[Listing of where elements appear]
★ ★ ★

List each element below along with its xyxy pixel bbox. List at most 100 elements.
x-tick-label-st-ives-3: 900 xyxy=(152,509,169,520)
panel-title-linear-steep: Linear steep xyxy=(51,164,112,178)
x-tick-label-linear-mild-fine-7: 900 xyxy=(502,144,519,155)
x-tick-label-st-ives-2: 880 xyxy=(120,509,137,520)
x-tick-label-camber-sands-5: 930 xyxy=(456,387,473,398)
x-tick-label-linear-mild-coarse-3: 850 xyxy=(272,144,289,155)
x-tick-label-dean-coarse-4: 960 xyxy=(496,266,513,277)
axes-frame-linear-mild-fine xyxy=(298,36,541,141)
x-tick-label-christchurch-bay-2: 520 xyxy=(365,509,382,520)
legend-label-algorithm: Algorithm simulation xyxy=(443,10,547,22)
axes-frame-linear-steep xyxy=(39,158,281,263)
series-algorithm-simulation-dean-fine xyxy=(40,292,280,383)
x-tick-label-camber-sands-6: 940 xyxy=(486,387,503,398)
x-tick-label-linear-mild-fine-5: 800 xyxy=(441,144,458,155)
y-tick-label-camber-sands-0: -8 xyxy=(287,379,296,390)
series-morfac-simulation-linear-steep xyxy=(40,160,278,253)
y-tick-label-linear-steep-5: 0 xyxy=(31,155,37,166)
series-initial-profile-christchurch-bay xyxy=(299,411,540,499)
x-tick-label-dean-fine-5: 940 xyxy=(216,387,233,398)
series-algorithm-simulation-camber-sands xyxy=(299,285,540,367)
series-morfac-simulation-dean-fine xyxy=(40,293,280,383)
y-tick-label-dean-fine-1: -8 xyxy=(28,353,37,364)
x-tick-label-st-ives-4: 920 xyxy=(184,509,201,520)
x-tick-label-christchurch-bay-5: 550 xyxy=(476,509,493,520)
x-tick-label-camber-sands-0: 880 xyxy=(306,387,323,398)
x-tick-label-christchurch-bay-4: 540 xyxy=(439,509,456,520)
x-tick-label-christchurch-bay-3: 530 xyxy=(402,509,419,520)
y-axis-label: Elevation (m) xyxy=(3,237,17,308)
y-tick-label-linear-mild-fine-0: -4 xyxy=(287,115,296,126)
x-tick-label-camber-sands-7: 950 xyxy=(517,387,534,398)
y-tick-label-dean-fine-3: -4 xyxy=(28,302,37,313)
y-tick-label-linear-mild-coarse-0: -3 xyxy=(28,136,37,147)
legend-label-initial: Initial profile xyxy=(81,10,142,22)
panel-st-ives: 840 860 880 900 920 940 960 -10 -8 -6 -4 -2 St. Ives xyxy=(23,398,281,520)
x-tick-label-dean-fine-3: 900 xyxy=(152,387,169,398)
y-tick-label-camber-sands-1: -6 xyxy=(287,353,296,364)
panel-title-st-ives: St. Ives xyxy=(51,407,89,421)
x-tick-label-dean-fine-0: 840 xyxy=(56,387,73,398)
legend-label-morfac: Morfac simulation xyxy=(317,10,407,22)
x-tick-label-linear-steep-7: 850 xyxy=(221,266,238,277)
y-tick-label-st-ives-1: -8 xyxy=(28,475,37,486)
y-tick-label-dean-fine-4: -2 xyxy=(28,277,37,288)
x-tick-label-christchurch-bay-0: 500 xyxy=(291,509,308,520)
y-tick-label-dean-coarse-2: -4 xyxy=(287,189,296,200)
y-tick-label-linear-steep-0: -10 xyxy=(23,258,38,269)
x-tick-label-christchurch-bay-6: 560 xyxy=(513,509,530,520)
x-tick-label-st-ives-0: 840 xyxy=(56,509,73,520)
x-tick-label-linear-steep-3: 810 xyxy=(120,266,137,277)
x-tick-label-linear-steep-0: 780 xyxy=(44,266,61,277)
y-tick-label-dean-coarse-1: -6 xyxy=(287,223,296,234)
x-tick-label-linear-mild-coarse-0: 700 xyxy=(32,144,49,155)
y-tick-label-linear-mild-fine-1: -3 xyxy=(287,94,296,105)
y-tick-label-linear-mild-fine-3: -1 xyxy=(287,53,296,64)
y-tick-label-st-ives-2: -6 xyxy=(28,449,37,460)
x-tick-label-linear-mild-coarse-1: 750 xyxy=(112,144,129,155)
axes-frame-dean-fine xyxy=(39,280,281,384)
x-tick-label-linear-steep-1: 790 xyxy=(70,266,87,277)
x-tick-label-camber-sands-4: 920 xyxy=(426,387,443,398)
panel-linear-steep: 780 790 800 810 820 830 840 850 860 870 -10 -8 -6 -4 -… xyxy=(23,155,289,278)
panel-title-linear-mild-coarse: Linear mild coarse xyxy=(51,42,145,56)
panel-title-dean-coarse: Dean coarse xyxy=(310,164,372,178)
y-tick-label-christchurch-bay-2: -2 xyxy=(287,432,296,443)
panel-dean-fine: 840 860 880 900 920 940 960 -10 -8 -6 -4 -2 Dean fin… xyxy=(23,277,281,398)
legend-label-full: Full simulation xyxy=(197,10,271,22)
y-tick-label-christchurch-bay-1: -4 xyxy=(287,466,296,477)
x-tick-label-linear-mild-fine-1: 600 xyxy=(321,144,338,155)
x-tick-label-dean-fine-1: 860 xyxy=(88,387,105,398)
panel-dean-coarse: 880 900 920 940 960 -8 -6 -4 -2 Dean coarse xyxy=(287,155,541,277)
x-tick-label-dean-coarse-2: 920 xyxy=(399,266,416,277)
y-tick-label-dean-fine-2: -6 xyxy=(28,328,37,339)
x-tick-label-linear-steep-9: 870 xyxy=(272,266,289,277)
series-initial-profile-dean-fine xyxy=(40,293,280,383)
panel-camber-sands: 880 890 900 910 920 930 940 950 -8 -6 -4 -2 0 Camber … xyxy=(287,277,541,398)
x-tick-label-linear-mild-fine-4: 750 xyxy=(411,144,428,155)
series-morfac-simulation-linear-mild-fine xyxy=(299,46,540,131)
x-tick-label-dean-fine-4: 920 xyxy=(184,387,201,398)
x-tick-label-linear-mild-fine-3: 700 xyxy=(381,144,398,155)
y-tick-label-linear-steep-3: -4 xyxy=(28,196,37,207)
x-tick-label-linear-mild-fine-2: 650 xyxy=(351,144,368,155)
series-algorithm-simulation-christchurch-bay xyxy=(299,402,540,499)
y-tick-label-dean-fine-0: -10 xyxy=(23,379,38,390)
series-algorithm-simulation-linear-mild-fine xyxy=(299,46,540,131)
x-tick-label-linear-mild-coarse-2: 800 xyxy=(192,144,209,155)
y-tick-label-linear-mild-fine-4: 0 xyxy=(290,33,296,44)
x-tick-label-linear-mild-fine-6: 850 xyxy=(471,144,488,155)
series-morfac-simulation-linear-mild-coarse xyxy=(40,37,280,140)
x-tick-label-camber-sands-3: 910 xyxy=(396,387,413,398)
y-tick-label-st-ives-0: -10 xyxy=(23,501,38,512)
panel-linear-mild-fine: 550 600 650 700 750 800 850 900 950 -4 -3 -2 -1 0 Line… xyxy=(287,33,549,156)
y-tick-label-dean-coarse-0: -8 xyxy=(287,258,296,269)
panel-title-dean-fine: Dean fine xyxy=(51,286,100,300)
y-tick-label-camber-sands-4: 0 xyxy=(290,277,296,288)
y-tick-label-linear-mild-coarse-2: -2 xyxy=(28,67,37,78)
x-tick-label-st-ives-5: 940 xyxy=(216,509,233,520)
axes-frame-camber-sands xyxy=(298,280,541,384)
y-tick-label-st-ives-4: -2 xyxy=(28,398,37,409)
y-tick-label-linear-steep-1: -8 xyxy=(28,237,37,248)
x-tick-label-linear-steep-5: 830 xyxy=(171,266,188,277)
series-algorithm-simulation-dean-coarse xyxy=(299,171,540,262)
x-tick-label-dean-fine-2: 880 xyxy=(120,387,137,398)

★ ★ ★

■ **Task prompt**
Format the listing as a Markdown table with two columns, headed Row and Listing line, numbering each row and leaving out blank lines. Begin with the first line of the listing and stop after the line that contains "x-tick-label-st-ives-4: 920 xyxy=(184,509,201,520)".

■ **Written answer**
| Row | Listing line |
|---|---|
| 1 | List each element below along with its xyxy pixel bbox. List at most 100 elements. |
| 2 | x-tick-label-st-ives-3: 900 xyxy=(152,509,169,520) |
| 3 | panel-title-linear-steep: Linear steep xyxy=(51,164,112,178) |
| 4 | x-tick-label-linear-mild-fine-7: 900 xyxy=(502,144,519,155) |
| 5 | x-tick-label-st-ives-2: 880 xyxy=(120,509,137,520) |
| 6 | x-tick-label-camber-sands-5: 930 xyxy=(456,387,473,398) |
| 7 | x-tick-label-linear-mild-coarse-3: 850 xyxy=(272,144,289,155) |
| 8 | x-tick-label-dean-coarse-4: 960 xyxy=(496,266,513,277) |
| 9 | axes-frame-linear-mild-fine xyxy=(298,36,541,141) |
| 10 | x-tick-label-christchurch-bay-2: 520 xyxy=(365,509,382,520) |
| 11 | legend-label-algorithm: Algorithm simulation xyxy=(443,10,547,22) |
| 12 | axes-frame-linear-steep xyxy=(39,158,281,263) |
| 13 | series-algorithm-simulation-dean-fine xyxy=(40,292,280,383) |
| 14 | x-tick-label-camber-sands-6: 940 xyxy=(486,387,503,398) |
| 15 | x-tick-label-linear-mild-fine-5: 800 xyxy=(441,144,458,155) |
| 16 | y-tick-label-camber-sands-0: -8 xyxy=(287,379,296,390) |
| 17 | series-morfac-simulation-linear-steep xyxy=(40,160,278,253) |
| 18 | y-tick-label-linear-steep-5: 0 xyxy=(31,155,37,166) |
| 19 | series-initial-profile-christchurch-bay xyxy=(299,411,540,499) |
| 20 | x-tick-label-dean-fine-5: 940 xyxy=(216,387,233,398) |
| 21 | series-algorithm-simulation-camber-sands xyxy=(299,285,540,367) |
| 22 | series-morfac-simulation-dean-fine xyxy=(40,293,280,383) |
| 23 | y-tick-label-dean-fine-1: -8 xyxy=(28,353,37,364) |
| 24 | x-tick-label-st-ives-4: 920 xyxy=(184,509,201,520) |